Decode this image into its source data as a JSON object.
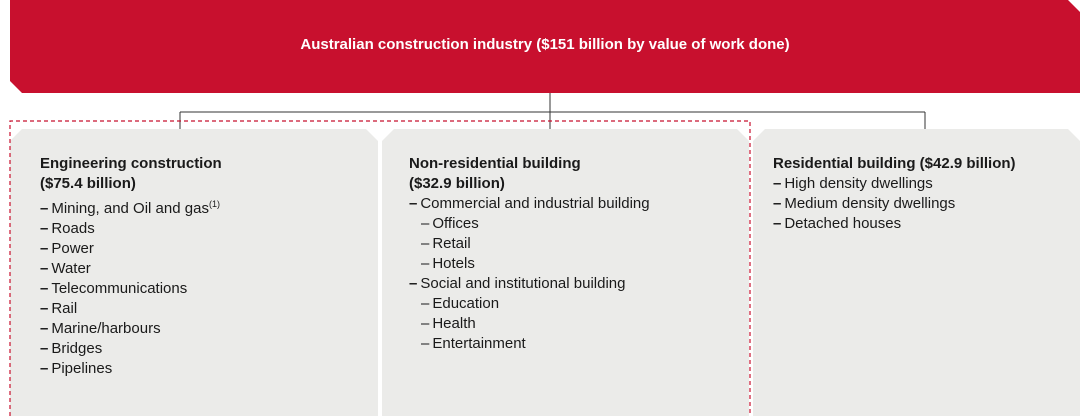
{
  "header": {
    "title": "Australian construction industry ($151 billion by value of work done)"
  },
  "columns": [
    {
      "title": [
        "Engineering construction",
        "($75.4 billion)"
      ],
      "items": [
        {
          "marker": "–",
          "text": "Mining, and Oil and gas",
          "note": "(1)",
          "level": 1
        },
        {
          "marker": "–",
          "text": "Roads",
          "level": 1
        },
        {
          "marker": "–",
          "text": "Power",
          "level": 1
        },
        {
          "marker": "–",
          "text": "Water",
          "level": 1
        },
        {
          "marker": "–",
          "text": "Telecommunications",
          "level": 1
        },
        {
          "marker": "–",
          "text": "Rail",
          "level": 1
        },
        {
          "marker": "–",
          "text": "Marine/harbours",
          "level": 1
        },
        {
          "marker": "–",
          "text": "Bridges",
          "level": 1
        },
        {
          "marker": "–",
          "text": "Pipelines",
          "level": 1
        }
      ]
    },
    {
      "title": [
        "Non-residential building",
        "($32.9 billion)"
      ],
      "items": [
        {
          "marker": "–",
          "text": "Commercial and industrial building",
          "level": 1
        },
        {
          "marker": "–",
          "text": "Offices",
          "level": 2
        },
        {
          "marker": "–",
          "text": "Retail",
          "level": 2
        },
        {
          "marker": "–",
          "text": "Hotels",
          "level": 2
        },
        {
          "marker": "–",
          "text": "Social and institutional building",
          "level": 1
        },
        {
          "marker": "–",
          "text": "Education",
          "level": 2
        },
        {
          "marker": "–",
          "text": "Health",
          "level": 2
        },
        {
          "marker": "–",
          "text": "Entertainment",
          "level": 2
        }
      ]
    },
    {
      "title": [
        "Residential building ($42.9 billion)"
      ],
      "items": [
        {
          "marker": "–",
          "text": "High density dwellings",
          "level": 1
        },
        {
          "marker": "–",
          "text": "Medium density dwellings",
          "level": 1
        },
        {
          "marker": "–",
          "text": "Detached houses",
          "level": 1
        }
      ]
    }
  ]
}
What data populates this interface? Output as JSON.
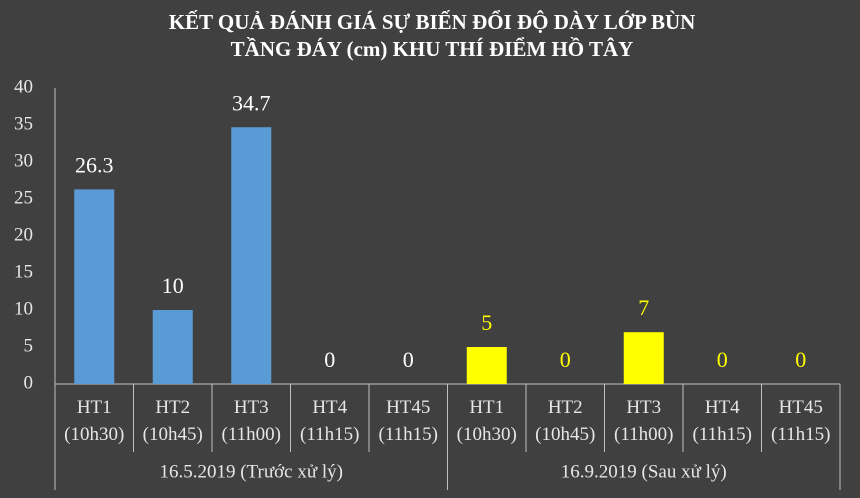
{
  "chart_data": {
    "type": "bar",
    "title": [
      "KẾT QUẢ ĐÁNH GIÁ SỰ BIẾN ĐỔI ĐỘ DÀY LỚP BÙN",
      "TẦNG ĐÁY (cm) KHU THÍ ĐIỂM HỒ TÂY"
    ],
    "ylim": [
      0,
      40
    ],
    "yticks": [
      0,
      5,
      10,
      15,
      20,
      25,
      30,
      35,
      40
    ],
    "groups": [
      {
        "name": "16.5.2019 (Trước xử lý)",
        "color": "#5b9bd5",
        "label_color": "#ffffff",
        "categories": [
          "HT1 (10h30)",
          "HT2 (10h45)",
          "HT3 (11h00)",
          "HT4 (11h15)",
          "HT45 (11h15)"
        ],
        "values": [
          26.3,
          10,
          34.7,
          0,
          0
        ]
      },
      {
        "name": "16.9.2019 (Sau xử lý)",
        "color": "#ffff00",
        "label_color": "#ffff00",
        "categories": [
          "HT1 (10h30)",
          "HT2 (10h45)",
          "HT3 (11h00)",
          "HT4 (11h15)",
          "HT45 (11h15)"
        ],
        "values": [
          5,
          0,
          7,
          0,
          0
        ]
      }
    ]
  }
}
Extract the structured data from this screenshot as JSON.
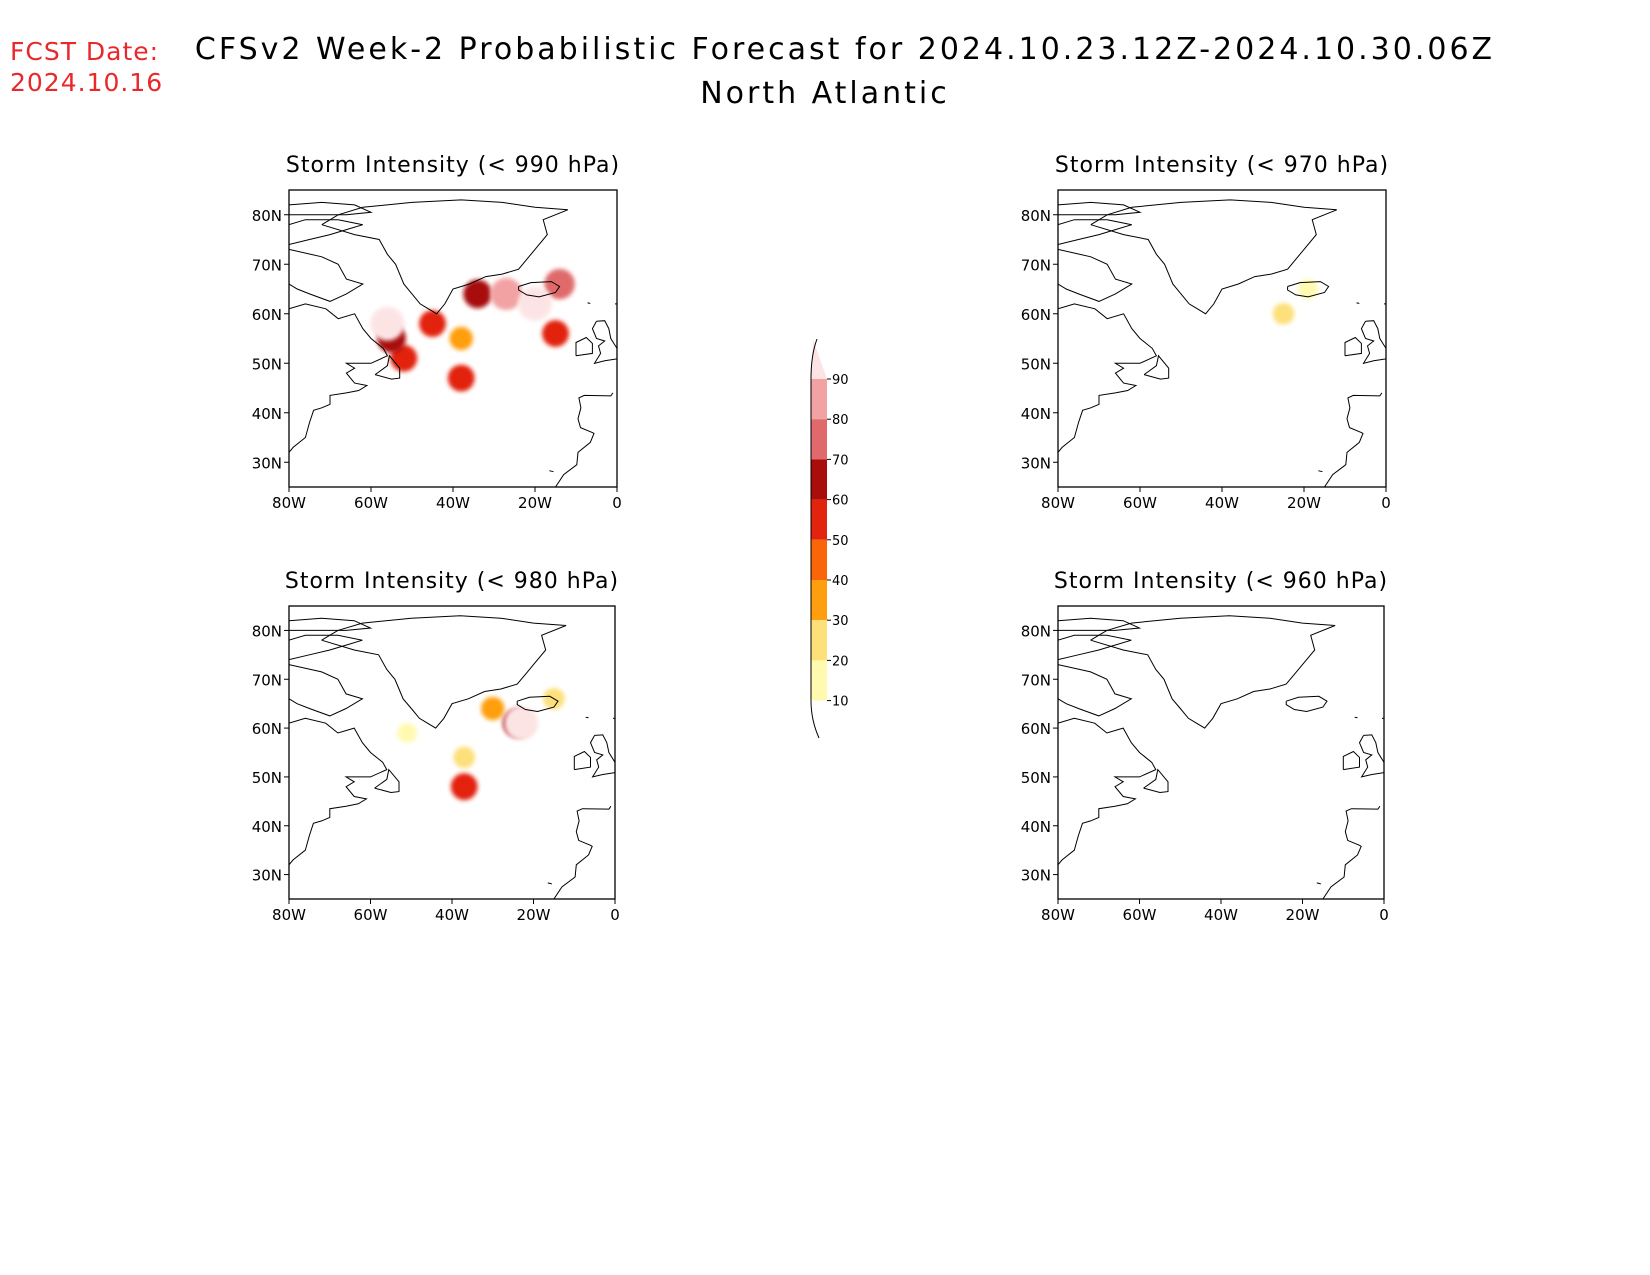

☆ ☆ ☆ ☆ ☆

Exercise details:
Go through the listing above and report how many of its lines contain the word "construction", with only the number as output.

Correct response:
2